### Required task
Copy every line of the data below word for word, without changing anything.

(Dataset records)
==================================================

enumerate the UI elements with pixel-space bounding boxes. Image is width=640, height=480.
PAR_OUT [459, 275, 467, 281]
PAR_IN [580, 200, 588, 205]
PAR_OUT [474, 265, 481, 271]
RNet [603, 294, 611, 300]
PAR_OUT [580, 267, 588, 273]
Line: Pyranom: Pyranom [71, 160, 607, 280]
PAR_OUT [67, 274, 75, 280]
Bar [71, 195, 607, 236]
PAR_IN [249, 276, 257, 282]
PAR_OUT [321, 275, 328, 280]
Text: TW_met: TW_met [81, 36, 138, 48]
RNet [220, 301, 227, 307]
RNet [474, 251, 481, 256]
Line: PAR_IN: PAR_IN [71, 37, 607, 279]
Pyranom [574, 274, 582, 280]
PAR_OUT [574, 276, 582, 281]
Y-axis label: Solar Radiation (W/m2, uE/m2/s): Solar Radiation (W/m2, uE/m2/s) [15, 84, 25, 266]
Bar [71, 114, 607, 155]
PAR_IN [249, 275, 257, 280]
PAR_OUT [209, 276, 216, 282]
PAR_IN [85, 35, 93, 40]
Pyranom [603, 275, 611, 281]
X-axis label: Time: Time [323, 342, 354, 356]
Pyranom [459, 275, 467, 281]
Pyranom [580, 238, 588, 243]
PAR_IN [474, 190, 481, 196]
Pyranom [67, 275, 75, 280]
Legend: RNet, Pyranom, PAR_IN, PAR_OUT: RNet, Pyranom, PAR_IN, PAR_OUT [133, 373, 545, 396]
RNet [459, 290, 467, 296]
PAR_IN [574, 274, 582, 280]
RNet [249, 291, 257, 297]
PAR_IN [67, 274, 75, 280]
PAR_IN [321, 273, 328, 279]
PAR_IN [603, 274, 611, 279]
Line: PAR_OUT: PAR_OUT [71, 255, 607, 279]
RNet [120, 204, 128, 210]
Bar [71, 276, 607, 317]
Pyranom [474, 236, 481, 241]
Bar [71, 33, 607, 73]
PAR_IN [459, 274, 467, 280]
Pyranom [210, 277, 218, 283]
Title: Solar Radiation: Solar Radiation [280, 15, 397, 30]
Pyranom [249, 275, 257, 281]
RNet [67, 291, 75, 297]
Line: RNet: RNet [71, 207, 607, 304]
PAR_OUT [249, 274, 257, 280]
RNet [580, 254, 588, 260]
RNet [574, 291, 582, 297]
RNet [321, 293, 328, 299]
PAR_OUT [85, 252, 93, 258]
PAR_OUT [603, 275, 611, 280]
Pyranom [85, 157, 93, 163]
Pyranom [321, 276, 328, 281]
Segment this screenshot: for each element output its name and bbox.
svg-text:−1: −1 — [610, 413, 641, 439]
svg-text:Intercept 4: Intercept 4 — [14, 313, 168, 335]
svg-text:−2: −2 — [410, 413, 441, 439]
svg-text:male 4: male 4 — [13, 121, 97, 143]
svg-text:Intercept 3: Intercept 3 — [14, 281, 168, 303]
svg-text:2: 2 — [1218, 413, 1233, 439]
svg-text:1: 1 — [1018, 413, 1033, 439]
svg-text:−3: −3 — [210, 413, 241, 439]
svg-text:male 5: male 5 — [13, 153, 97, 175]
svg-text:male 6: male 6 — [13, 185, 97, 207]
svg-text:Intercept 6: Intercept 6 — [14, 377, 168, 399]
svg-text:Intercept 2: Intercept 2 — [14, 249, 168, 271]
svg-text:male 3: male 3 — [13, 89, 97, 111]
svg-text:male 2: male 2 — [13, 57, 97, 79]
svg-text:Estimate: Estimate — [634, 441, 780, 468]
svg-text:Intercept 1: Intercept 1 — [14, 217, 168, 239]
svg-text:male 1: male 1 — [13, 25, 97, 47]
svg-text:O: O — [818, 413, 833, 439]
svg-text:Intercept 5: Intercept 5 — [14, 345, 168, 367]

==================================================

### Output of the task
enumerate the UI elements with pixel-space bounding boxes. Image is width=640, height=480.
PAR_OUT [459, 275, 467, 281]
PAR_IN [580, 200, 588, 205]
PAR_OUT [474, 265, 481, 271]
RNet [603, 294, 611, 300]
PAR_OUT [580, 267, 588, 273]
Line: Pyranom: Pyranom [71, 160, 607, 280]
PAR_OUT [67, 274, 75, 280]
Bar [71, 195, 607, 236]
PAR_IN [249, 276, 257, 282]
PAR_OUT [321, 275, 328, 280]
Text: TW_met: TW_met [81, 36, 138, 48]
RNet [220, 301, 227, 307]
RNet [474, 251, 481, 256]
Line: PAR_IN: PAR_IN [71, 37, 607, 279]
Pyranom [574, 274, 582, 280]
PAR_OUT [574, 276, 582, 281]
Y-axis label: Solar Radiation (W/m2, uE/m2/s): Solar Radiation (W/m2, uE/m2/s) [15, 84, 25, 266]
Bar [71, 114, 607, 155]
PAR_IN [249, 275, 257, 280]
PAR_OUT [209, 276, 216, 282]
PAR_IN [85, 35, 93, 40]
Pyranom [603, 275, 611, 281]
X-axis label: Time: Time [323, 342, 354, 356]
Pyranom [459, 275, 467, 281]
Pyranom [580, 238, 588, 243]
PAR_IN [474, 190, 481, 196]
Pyranom [67, 275, 75, 280]
Legend: RNet, Pyranom, PAR_IN, PAR_OUT: RNet, Pyranom, PAR_IN, PAR_OUT [133, 373, 545, 396]
RNet [459, 290, 467, 296]
PAR_IN [574, 274, 582, 280]
RNet [249, 291, 257, 297]
PAR_IN [67, 274, 75, 280]
PAR_IN [321, 273, 328, 279]
PAR_IN [603, 274, 611, 279]
Line: PAR_OUT: PAR_OUT [71, 255, 607, 279]
RNet [120, 204, 128, 210]
Bar [71, 276, 607, 317]
Pyranom [474, 236, 481, 241]
Bar [71, 33, 607, 73]
PAR_IN [459, 274, 467, 280]
Pyranom [210, 277, 218, 283]
Title: Solar Radiation: Solar Radiation [280, 15, 397, 30]
Pyranom [249, 275, 257, 281]
RNet [67, 291, 75, 297]
Line: RNet: RNet [71, 207, 607, 304]
PAR_OUT [249, 274, 257, 280]
RNet [580, 254, 588, 260]
RNet [574, 291, 582, 297]
RNet [321, 293, 328, 299]
PAR_OUT [85, 252, 93, 258]
PAR_OUT [603, 275, 611, 280]
Pyranom [85, 157, 93, 163]
Pyranom [321, 276, 328, 281]
Segment this screenshot: for each element output its name and bbox.
svg-text:−1: −1 — [610, 413, 641, 439]
svg-text:Intercept 4: Intercept 4 — [14, 313, 168, 335]
svg-text:−2: −2 — [410, 413, 441, 439]
svg-text:male 4: male 4 — [13, 121, 97, 143]
svg-text:Intercept 3: Intercept 3 — [14, 281, 168, 303]
svg-text:2: 2 — [1218, 413, 1233, 439]
svg-text:1: 1 — [1018, 413, 1033, 439]
svg-text:−3: −3 — [210, 413, 241, 439]
svg-text:male 5: male 5 — [13, 153, 97, 175]
svg-text:male 6: male 6 — [13, 185, 97, 207]
svg-text:Intercept 6: Intercept 6 — [14, 377, 168, 399]
svg-text:Intercept 2: Intercept 2 — [14, 249, 168, 271]
svg-text:male 3: male 3 — [13, 89, 97, 111]
svg-text:male 2: male 2 — [13, 57, 97, 79]
svg-text:Estimate: Estimate — [634, 441, 780, 468]
svg-text:Intercept 1: Intercept 1 — [14, 217, 168, 239]
svg-text:male 1: male 1 — [13, 25, 97, 47]
svg-text:O: O — [818, 413, 833, 439]
svg-text:Intercept 5: Intercept 5 — [14, 345, 168, 367]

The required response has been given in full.